*EXERCISE*:
Exactly as written, print each record in the listing.

═════ DATA RECORDS ═════

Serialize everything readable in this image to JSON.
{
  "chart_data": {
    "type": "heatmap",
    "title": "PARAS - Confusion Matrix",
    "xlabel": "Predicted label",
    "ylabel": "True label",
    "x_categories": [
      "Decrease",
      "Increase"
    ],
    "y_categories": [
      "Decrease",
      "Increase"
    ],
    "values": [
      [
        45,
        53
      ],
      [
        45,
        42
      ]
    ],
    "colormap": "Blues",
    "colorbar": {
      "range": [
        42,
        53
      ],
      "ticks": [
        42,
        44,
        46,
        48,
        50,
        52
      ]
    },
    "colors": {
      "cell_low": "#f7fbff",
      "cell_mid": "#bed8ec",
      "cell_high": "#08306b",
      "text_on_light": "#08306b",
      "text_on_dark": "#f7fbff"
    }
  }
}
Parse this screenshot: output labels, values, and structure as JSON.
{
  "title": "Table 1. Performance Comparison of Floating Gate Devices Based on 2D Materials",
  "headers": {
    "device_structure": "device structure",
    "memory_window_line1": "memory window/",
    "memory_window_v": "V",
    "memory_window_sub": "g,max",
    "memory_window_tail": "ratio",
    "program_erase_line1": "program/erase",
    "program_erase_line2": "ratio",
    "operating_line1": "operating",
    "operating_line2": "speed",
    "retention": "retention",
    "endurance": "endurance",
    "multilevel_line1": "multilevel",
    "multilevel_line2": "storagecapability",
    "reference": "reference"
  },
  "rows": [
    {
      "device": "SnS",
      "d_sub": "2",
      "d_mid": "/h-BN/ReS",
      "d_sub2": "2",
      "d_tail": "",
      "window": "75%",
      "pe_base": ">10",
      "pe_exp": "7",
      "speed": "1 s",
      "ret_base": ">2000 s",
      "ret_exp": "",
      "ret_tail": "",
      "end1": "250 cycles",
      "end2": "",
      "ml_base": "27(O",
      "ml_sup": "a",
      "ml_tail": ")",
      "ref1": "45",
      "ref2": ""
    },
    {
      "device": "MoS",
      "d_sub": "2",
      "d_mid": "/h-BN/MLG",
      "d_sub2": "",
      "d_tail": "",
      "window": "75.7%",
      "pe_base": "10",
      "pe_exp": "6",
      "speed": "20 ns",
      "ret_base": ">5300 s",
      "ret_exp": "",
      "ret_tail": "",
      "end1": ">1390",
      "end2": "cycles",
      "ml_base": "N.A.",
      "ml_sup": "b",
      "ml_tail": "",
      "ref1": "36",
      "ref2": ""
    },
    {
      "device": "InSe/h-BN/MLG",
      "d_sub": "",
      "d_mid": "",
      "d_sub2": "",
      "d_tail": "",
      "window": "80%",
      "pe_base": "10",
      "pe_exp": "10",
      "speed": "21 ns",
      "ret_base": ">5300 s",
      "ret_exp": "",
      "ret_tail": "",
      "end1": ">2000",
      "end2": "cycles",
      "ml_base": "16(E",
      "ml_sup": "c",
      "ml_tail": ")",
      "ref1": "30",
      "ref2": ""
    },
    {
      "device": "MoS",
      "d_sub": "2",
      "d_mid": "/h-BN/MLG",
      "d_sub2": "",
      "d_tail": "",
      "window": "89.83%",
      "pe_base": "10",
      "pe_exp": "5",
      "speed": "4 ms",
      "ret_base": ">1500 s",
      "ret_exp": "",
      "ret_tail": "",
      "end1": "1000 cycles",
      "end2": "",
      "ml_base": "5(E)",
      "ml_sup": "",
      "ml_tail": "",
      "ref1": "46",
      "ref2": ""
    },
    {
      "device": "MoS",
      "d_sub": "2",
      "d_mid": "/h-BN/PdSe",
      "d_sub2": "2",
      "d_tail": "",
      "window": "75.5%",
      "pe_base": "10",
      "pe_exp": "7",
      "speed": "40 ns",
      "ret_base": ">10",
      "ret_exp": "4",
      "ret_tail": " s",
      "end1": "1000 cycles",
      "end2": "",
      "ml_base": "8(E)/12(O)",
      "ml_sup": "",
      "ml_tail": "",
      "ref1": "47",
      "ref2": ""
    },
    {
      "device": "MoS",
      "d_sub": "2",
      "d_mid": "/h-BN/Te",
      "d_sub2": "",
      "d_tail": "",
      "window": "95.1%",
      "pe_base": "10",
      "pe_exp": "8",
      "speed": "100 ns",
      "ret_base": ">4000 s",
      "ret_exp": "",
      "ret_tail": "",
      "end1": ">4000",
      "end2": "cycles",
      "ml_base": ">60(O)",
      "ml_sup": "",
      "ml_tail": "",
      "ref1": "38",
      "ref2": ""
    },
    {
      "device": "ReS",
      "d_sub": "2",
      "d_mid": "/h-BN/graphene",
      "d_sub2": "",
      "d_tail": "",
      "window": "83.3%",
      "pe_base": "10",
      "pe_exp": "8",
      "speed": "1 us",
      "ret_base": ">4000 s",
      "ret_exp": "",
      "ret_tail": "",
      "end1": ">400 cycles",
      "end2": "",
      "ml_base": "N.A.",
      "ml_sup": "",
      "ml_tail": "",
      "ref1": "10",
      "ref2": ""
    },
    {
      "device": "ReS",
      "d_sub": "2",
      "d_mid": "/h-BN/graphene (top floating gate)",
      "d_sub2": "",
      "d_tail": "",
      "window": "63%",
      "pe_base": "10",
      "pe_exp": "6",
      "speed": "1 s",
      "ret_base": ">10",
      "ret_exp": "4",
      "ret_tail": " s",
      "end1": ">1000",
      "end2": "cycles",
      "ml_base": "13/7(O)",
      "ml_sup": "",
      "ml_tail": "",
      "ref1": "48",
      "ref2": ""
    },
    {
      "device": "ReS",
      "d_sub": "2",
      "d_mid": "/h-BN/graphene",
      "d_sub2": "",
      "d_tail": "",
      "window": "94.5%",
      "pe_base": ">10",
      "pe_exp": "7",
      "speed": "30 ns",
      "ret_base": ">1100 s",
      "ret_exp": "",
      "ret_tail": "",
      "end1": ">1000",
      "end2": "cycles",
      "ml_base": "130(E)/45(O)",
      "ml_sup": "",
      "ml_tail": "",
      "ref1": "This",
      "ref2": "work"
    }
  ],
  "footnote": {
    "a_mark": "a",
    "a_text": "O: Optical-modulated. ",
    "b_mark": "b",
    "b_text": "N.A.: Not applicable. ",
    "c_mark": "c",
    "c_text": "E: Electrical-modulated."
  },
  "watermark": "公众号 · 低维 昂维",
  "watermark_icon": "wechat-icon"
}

═════

*OUTPUT BELOW*:
Serialize everything readable in this image to JSON.
{
  "chart_data": {
    "type": "heatmap",
    "title": "PARAS - Confusion Matrix",
    "xlabel": "Predicted label",
    "ylabel": "True label",
    "x_categories": [
      "Decrease",
      "Increase"
    ],
    "y_categories": [
      "Decrease",
      "Increase"
    ],
    "values": [
      [
        45,
        53
      ],
      [
        45,
        42
      ]
    ],
    "colormap": "Blues",
    "colorbar": {
      "range": [
        42,
        53
      ],
      "ticks": [
        42,
        44,
        46,
        48,
        50,
        52
      ]
    },
    "colors": {
      "cell_low": "#f7fbff",
      "cell_mid": "#bed8ec",
      "cell_high": "#08306b",
      "text_on_light": "#08306b",
      "text_on_dark": "#f7fbff"
    }
  }
}
Parse this screenshot: output labels, values, and structure as JSON.
{
  "title": "Table 1. Performance Comparison of Floating Gate Devices Based on 2D Materials",
  "headers": {
    "device_structure": "device structure",
    "memory_window_line1": "memory window/",
    "memory_window_v": "V",
    "memory_window_sub": "g,max",
    "memory_window_tail": "ratio",
    "program_erase_line1": "program/erase",
    "program_erase_line2": "ratio",
    "operating_line1": "operating",
    "operating_line2": "speed",
    "retention": "retention",
    "endurance": "endurance",
    "multilevel_line1": "multilevel",
    "multilevel_line2": "storagecapability",
    "reference": "reference"
  },
  "rows": [
    {
      "device": "SnS",
      "d_sub": "2",
      "d_mid": "/h-BN/ReS",
      "d_sub2": "2",
      "d_tail": "",
      "window": "75%",
      "pe_base": ">10",
      "pe_exp": "7",
      "speed": "1 s",
      "ret_base": ">2000 s",
      "ret_exp": "",
      "ret_tail": "",
      "end1": "250 cycles",
      "end2": "",
      "ml_base": "27(O",
      "ml_sup": "a",
      "ml_tail": ")",
      "ref1": "45",
      "ref2": ""
    },
    {
      "device": "MoS",
      "d_sub": "2",
      "d_mid": "/h-BN/MLG",
      "d_sub2": "",
      "d_tail": "",
      "window": "75.7%",
      "pe_base": "10",
      "pe_exp": "6",
      "speed": "20 ns",
      "ret_base": ">5300 s",
      "ret_exp": "",
      "ret_tail": "",
      "end1": ">1390",
      "end2": "cycles",
      "ml_base": "N.A.",
      "ml_sup": "b",
      "ml_tail": "",
      "ref1": "36",
      "ref2": ""
    },
    {
      "device": "InSe/h-BN/MLG",
      "d_sub": "",
      "d_mid": "",
      "d_sub2": "",
      "d_tail": "",
      "window": "80%",
      "pe_base": "10",
      "pe_exp": "10",
      "speed": "21 ns",
      "ret_base": ">5300 s",
      "ret_exp": "",
      "ret_tail": "",
      "end1": ">2000",
      "end2": "cycles",
      "ml_base": "16(E",
      "ml_sup": "c",
      "ml_tail": ")",
      "ref1": "30",
      "ref2": ""
    },
    {
      "device": "MoS",
      "d_sub": "2",
      "d_mid": "/h-BN/MLG",
      "d_sub2": "",
      "d_tail": "",
      "window": "89.83%",
      "pe_base": "10",
      "pe_exp": "5",
      "speed": "4 ms",
      "ret_base": ">1500 s",
      "ret_exp": "",
      "ret_tail": "",
      "end1": "1000 cycles",
      "end2": "",
      "ml_base": "5(E)",
      "ml_sup": "",
      "ml_tail": "",
      "ref1": "46",
      "ref2": ""
    },
    {
      "device": "MoS",
      "d_sub": "2",
      "d_mid": "/h-BN/PdSe",
      "d_sub2": "2",
      "d_tail": "",
      "window": "75.5%",
      "pe_base": "10",
      "pe_exp": "7",
      "speed": "40 ns",
      "ret_base": ">10",
      "ret_exp": "4",
      "ret_tail": " s",
      "end1": "1000 cycles",
      "end2": "",
      "ml_base": "8(E)/12(O)",
      "ml_sup": "",
      "ml_tail": "",
      "ref1": "47",
      "ref2": ""
    },
    {
      "device": "MoS",
      "d_sub": "2",
      "d_mid": "/h-BN/Te",
      "d_sub2": "",
      "d_tail": "",
      "window": "95.1%",
      "pe_base": "10",
      "pe_exp": "8",
      "speed": "100 ns",
      "ret_base": ">4000 s",
      "ret_exp": "",
      "ret_tail": "",
      "end1": ">4000",
      "end2": "cycles",
      "ml_base": ">60(O)",
      "ml_sup": "",
      "ml_tail": "",
      "ref1": "38",
      "ref2": ""
    },
    {
      "device": "ReS",
      "d_sub": "2",
      "d_mid": "/h-BN/graphene",
      "d_sub2": "",
      "d_tail": "",
      "window": "83.3%",
      "pe_base": "10",
      "pe_exp": "8",
      "speed": "1 us",
      "ret_base": ">4000 s",
      "ret_exp": "",
      "ret_tail": "",
      "end1": ">400 cycles",
      "end2": "",
      "ml_base": "N.A.",
      "ml_sup": "",
      "ml_tail": "",
      "ref1": "10",
      "ref2": ""
    },
    {
      "device": "ReS",
      "d_sub": "2",
      "d_mid": "/h-BN/graphene (top floating gate)",
      "d_sub2": "",
      "d_tail": "",
      "window": "63%",
      "pe_base": "10",
      "pe_exp": "6",
      "speed": "1 s",
      "ret_base": ">10",
      "ret_exp": "4",
      "ret_tail": " s",
      "end1": ">1000",
      "end2": "cycles",
      "ml_base": "13/7(O)",
      "ml_sup": "",
      "ml_tail": "",
      "ref1": "48",
      "ref2": ""
    },
    {
      "device": "ReS",
      "d_sub": "2",
      "d_mid": "/h-BN/graphene",
      "d_sub2": "",
      "d_tail": "",
      "window": "94.5%",
      "pe_base": ">10",
      "pe_exp": "7",
      "speed": "30 ns",
      "ret_base": ">1100 s",
      "ret_exp": "",
      "ret_tail": "",
      "end1": ">1000",
      "end2": "cycles",
      "ml_base": "130(E)/45(O)",
      "ml_sup": "",
      "ml_tail": "",
      "ref1": "This",
      "ref2": "work"
    }
  ],
  "footnote": {
    "a_mark": "a",
    "a_text": "O: Optical-modulated. ",
    "b_mark": "b",
    "b_text": "N.A.: Not applicable. ",
    "c_mark": "c",
    "c_text": "E: Electrical-modulated."
  },
  "watermark": "公众号 · 低维 昂维",
  "watermark_icon": "wechat-icon"
}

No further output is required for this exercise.